▶ Task brief
Can you copy the lines below word for word, leaving out the picture?

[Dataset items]
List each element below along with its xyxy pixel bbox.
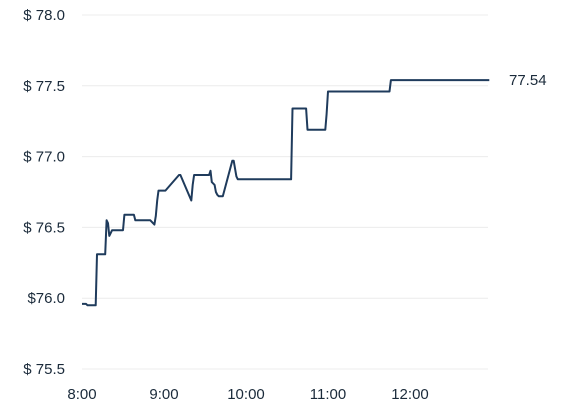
x-axis-ticks: 8:00 9:00 10:00 11:00 12:00: [67, 386, 428, 403]
x-tick-label: 12:00: [391, 386, 429, 403]
x-tick-label: 8:00: [67, 386, 96, 403]
y-tick-label: $76.0: [27, 290, 65, 307]
price-series-line: [82, 79, 490, 307]
y-tick-label: $ 78.0: [23, 7, 65, 24]
gridlines: [82, 14, 488, 370]
x-tick-label: 9:00: [149, 386, 178, 403]
y-tick-label: $ 76.5: [23, 219, 65, 236]
last-value-label: 77.54: [509, 72, 547, 89]
y-tick-label: $ 77.0: [23, 149, 65, 166]
x-tick-label: 11:00: [310, 386, 346, 403]
y-tick-label: $ 75.5: [23, 361, 65, 378]
y-axis-ticks: $ 75.5 $76.0 $ 76.5 $ 77.0 $ 77.5 $ 78.0: [23, 7, 65, 378]
x-tick-label: 10:00: [227, 386, 265, 403]
y-tick-label: $ 77.5: [23, 78, 65, 95]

▶ Output of the exercise
List each element below along with its xyxy pixel bbox.
x-axis-ticks: 8:00 9:00 10:00 11:00 12:00: [67, 386, 428, 403]
x-tick-label: 12:00: [391, 386, 429, 403]
x-tick-label: 8:00: [67, 386, 96, 403]
y-tick-label: $76.0: [27, 290, 65, 307]
price-series-line: [82, 79, 490, 307]
y-tick-label: $ 78.0: [23, 7, 65, 24]
gridlines: [82, 14, 488, 370]
x-tick-label: 9:00: [149, 386, 178, 403]
y-tick-label: $ 76.5: [23, 219, 65, 236]
last-value-label: 77.54: [509, 72, 547, 89]
y-tick-label: $ 77.0: [23, 149, 65, 166]
x-tick-label: 11:00: [310, 386, 346, 403]
y-tick-label: $ 75.5: [23, 361, 65, 378]
y-axis-ticks: $ 75.5 $76.0 $ 76.5 $ 77.0 $ 77.5 $ 78.0: [23, 7, 65, 378]
x-tick-label: 10:00: [227, 386, 265, 403]
y-tick-label: $ 77.5: [23, 78, 65, 95]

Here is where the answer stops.